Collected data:
---*---
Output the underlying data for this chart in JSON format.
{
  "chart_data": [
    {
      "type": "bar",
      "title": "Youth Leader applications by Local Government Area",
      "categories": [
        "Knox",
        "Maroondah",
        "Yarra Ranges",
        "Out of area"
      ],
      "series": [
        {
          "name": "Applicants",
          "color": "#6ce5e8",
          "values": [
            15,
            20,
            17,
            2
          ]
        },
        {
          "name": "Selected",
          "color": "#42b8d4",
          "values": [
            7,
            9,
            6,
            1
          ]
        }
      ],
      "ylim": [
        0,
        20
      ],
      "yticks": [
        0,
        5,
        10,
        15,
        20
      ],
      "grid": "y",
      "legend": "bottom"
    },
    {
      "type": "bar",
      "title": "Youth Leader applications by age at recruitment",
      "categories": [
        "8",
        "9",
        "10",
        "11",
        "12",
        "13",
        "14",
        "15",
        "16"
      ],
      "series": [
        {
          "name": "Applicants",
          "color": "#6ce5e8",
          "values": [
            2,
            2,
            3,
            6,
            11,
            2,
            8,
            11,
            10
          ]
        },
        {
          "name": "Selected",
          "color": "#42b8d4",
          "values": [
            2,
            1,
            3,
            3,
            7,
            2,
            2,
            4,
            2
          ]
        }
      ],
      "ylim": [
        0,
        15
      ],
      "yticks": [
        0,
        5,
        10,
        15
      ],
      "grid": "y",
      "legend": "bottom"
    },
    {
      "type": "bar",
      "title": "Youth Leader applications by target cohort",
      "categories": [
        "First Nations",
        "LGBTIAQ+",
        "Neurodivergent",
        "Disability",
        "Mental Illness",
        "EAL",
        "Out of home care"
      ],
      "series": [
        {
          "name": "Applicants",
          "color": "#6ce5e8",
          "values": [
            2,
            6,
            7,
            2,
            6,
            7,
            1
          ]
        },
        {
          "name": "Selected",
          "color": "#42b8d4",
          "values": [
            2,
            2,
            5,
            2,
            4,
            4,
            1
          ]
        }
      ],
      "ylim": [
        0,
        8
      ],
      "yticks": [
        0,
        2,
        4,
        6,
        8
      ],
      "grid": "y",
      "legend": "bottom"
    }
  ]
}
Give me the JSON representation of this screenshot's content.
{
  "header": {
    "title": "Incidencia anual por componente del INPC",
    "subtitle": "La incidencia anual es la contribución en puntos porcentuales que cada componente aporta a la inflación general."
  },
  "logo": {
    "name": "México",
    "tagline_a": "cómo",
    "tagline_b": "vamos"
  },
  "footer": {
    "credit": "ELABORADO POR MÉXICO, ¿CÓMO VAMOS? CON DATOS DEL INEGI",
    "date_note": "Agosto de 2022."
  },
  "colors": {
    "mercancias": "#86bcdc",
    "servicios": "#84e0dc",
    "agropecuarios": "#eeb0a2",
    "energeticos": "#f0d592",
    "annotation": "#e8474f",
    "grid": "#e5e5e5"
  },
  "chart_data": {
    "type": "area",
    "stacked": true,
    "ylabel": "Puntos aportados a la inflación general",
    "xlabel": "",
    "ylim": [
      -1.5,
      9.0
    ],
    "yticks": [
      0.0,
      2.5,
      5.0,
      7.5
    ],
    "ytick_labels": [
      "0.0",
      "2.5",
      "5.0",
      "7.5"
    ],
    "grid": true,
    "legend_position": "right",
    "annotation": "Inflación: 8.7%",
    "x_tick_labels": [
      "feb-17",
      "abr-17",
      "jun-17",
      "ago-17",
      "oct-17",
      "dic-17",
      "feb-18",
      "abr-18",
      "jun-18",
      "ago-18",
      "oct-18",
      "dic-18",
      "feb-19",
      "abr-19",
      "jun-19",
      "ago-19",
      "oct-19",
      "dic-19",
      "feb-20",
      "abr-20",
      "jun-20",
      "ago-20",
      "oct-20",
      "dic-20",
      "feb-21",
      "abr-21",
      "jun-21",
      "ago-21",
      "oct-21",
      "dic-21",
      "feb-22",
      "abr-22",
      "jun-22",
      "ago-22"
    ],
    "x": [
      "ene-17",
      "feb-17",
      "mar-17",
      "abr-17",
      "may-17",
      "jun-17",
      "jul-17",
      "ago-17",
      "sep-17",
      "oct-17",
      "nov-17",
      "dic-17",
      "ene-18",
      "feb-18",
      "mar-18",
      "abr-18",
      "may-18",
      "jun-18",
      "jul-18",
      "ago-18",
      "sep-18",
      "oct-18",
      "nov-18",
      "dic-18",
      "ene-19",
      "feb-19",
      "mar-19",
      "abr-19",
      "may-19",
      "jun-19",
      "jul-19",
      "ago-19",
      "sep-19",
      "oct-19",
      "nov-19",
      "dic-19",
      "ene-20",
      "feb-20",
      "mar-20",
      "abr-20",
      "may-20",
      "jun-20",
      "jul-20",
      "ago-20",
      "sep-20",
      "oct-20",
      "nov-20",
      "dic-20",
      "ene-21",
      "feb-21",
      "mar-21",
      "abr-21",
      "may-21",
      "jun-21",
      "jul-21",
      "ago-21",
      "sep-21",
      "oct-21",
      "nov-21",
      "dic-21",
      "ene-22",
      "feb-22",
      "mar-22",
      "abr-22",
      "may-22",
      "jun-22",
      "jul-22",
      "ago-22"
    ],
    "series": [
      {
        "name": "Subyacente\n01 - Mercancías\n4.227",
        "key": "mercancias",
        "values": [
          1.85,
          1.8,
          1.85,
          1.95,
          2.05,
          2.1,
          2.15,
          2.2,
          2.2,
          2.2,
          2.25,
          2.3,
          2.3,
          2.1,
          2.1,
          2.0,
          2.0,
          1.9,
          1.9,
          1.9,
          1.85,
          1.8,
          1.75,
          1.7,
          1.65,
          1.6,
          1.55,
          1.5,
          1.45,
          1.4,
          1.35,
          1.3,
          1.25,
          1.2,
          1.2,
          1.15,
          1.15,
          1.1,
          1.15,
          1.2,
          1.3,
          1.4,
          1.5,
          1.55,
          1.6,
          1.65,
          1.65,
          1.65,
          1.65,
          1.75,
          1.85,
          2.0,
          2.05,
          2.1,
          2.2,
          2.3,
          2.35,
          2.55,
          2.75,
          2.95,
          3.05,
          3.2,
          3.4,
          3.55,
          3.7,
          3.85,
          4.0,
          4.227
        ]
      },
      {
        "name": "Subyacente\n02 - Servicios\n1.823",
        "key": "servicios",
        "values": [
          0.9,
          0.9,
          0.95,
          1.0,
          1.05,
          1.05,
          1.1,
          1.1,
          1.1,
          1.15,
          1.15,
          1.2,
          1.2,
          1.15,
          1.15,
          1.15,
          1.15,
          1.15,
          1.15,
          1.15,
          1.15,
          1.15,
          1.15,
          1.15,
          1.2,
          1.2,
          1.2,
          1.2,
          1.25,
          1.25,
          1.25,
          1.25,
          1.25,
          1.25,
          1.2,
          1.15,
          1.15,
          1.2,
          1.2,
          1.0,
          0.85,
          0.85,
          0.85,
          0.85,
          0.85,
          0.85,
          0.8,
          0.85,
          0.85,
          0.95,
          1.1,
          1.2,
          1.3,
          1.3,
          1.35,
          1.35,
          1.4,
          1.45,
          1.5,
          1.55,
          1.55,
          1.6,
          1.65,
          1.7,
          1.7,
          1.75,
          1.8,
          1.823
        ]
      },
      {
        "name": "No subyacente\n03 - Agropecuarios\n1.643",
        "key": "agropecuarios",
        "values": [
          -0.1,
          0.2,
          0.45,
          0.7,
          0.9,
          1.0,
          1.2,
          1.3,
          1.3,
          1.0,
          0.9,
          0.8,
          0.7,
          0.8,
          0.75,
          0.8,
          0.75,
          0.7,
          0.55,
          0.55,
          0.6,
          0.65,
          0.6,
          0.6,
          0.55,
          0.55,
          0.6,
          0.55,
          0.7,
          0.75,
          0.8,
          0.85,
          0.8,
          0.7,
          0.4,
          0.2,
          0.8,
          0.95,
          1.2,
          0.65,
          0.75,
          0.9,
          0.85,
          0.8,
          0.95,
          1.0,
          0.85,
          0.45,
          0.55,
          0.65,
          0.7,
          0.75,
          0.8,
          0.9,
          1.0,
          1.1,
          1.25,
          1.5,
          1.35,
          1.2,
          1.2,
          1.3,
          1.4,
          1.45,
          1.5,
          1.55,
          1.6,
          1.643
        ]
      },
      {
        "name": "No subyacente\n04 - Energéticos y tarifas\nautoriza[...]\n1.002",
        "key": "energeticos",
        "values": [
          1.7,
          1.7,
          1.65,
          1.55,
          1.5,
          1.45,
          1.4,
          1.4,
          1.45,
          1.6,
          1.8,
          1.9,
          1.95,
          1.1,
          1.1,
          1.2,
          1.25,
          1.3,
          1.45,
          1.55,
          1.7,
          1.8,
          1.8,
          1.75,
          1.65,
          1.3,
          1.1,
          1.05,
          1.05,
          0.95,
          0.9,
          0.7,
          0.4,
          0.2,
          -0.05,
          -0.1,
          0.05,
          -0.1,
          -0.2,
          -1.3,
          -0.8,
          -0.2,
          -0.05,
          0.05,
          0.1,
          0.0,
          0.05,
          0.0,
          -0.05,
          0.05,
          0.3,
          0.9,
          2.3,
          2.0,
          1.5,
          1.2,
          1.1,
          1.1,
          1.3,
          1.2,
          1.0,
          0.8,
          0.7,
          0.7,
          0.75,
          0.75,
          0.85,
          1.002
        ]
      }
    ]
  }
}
---*---
Pull out each line containing the word "energeticos" and copy it.

*REPLY TO THE TASK*
    "energeticos": "#f0d592",
        "key": "energeticos",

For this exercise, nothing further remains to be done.